Required task: Indicate only the number of lines in the listing below in which the word "highlighted" appears.

Source data:
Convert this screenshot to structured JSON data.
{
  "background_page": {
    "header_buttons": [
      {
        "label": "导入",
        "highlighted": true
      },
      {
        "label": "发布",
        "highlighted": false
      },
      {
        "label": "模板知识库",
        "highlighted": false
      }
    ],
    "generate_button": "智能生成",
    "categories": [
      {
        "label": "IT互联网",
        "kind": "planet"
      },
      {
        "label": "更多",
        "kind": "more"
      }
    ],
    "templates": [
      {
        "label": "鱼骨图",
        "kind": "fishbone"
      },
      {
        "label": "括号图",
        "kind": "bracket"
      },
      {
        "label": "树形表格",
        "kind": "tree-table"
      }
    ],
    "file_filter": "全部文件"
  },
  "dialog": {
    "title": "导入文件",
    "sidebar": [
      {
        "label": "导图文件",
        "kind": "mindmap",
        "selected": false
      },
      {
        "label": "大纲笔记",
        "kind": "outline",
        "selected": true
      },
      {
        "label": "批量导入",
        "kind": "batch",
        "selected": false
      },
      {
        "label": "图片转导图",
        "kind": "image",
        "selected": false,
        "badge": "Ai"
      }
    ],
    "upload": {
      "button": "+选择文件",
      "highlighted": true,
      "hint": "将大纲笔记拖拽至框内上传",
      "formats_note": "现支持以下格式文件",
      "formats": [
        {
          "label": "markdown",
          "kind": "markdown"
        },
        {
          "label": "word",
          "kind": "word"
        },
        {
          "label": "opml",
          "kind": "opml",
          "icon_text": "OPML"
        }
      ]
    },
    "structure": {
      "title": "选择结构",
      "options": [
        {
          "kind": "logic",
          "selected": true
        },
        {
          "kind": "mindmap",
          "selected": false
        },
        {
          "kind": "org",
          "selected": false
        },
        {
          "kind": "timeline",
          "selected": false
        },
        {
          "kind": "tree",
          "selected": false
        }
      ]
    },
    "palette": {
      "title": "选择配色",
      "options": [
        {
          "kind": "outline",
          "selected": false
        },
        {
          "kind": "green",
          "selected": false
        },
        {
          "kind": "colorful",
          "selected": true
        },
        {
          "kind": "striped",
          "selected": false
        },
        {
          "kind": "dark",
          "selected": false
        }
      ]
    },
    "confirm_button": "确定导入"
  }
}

Answer for the task: 4